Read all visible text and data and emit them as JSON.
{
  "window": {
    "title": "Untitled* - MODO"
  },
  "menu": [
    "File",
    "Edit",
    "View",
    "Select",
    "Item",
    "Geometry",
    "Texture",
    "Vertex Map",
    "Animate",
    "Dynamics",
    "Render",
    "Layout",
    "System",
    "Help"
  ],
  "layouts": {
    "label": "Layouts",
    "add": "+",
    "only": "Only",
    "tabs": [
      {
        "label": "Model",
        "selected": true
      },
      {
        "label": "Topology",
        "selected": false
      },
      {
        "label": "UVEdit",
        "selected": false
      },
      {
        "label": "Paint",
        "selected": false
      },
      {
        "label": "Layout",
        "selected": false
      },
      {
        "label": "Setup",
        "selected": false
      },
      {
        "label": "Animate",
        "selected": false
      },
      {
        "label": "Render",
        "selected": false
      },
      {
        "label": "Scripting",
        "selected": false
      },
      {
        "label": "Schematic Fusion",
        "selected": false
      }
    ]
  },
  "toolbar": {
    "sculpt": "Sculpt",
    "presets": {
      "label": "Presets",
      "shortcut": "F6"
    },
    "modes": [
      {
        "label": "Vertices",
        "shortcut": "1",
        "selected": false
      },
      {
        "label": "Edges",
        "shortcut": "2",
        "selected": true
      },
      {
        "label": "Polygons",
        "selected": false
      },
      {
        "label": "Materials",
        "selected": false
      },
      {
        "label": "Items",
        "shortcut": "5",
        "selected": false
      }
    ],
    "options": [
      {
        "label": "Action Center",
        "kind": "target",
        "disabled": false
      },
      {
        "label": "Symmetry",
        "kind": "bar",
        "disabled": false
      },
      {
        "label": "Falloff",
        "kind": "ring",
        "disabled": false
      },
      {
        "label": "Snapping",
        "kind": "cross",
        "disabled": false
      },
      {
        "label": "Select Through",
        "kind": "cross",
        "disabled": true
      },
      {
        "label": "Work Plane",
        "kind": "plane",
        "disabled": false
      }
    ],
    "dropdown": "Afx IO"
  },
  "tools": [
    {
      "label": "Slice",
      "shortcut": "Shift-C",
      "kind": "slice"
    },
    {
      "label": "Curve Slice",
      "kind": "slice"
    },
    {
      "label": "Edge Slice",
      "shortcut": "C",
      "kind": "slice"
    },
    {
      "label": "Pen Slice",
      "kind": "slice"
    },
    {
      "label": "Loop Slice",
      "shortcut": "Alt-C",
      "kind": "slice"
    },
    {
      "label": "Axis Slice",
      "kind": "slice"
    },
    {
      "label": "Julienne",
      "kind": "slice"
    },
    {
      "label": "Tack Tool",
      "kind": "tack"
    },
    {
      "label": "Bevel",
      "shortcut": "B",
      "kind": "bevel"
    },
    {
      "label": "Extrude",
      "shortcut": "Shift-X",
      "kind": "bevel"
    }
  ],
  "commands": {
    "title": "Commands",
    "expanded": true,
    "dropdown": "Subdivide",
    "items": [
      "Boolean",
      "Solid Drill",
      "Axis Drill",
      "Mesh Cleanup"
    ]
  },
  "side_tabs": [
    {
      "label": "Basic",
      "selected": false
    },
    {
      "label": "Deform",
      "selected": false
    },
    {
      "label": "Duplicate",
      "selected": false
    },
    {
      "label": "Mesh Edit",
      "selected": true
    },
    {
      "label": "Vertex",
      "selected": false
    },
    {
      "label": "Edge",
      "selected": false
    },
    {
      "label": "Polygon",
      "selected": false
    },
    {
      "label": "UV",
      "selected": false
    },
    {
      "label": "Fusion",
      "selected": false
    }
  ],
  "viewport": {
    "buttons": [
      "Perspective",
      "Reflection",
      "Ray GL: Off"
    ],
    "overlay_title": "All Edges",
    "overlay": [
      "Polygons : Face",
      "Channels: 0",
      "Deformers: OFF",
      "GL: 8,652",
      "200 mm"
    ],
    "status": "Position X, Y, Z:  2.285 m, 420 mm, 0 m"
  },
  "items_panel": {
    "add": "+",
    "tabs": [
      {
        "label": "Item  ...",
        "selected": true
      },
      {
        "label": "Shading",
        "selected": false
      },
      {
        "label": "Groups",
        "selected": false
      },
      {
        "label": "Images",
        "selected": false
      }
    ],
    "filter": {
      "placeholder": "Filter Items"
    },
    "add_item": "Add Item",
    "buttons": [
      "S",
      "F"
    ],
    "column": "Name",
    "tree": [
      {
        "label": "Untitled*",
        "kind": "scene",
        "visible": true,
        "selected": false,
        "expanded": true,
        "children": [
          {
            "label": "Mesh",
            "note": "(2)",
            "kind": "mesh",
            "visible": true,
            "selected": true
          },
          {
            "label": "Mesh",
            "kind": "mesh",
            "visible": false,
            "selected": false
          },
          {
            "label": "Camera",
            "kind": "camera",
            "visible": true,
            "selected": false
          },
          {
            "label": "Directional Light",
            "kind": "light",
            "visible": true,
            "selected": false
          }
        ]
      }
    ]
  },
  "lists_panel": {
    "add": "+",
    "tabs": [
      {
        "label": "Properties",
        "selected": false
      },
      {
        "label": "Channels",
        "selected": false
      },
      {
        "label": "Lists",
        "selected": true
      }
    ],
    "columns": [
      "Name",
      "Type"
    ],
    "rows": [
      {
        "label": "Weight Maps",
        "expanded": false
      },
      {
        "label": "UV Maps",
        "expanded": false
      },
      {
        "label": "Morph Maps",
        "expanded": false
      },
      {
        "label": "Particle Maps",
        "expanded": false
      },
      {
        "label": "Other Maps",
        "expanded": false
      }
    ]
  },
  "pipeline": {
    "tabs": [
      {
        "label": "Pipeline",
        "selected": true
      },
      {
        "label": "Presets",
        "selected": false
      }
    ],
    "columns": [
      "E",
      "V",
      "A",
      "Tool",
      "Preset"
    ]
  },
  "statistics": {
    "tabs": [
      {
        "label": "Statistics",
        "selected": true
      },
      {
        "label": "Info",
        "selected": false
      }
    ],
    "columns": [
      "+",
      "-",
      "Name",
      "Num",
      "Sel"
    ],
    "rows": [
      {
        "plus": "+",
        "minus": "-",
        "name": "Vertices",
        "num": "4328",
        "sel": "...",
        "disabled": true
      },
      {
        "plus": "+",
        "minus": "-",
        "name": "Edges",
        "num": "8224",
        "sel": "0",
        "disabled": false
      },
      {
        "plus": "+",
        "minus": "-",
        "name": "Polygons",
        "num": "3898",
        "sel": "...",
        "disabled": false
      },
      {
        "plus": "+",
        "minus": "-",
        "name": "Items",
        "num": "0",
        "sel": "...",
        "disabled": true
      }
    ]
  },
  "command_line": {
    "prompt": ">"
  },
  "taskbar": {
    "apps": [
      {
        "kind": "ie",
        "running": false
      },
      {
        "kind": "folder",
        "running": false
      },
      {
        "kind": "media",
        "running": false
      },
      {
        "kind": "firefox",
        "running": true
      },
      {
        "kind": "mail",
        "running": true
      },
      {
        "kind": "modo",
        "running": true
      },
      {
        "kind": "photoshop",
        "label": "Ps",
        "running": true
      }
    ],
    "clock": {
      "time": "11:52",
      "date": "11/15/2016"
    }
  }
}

____________________

Work required =>
List every line above that holds the word "shortcut".

Task result =>
      "shortcut": "F6"
        "shortcut": "1",
        "shortcut": "2",
        "shortcut": "5",
      "shortcut": "Shift-C",
      "shortcut": "C",
      "shortcut": "Alt-C",
      "shortcut": "B",
      "shortcut": "Shift-X",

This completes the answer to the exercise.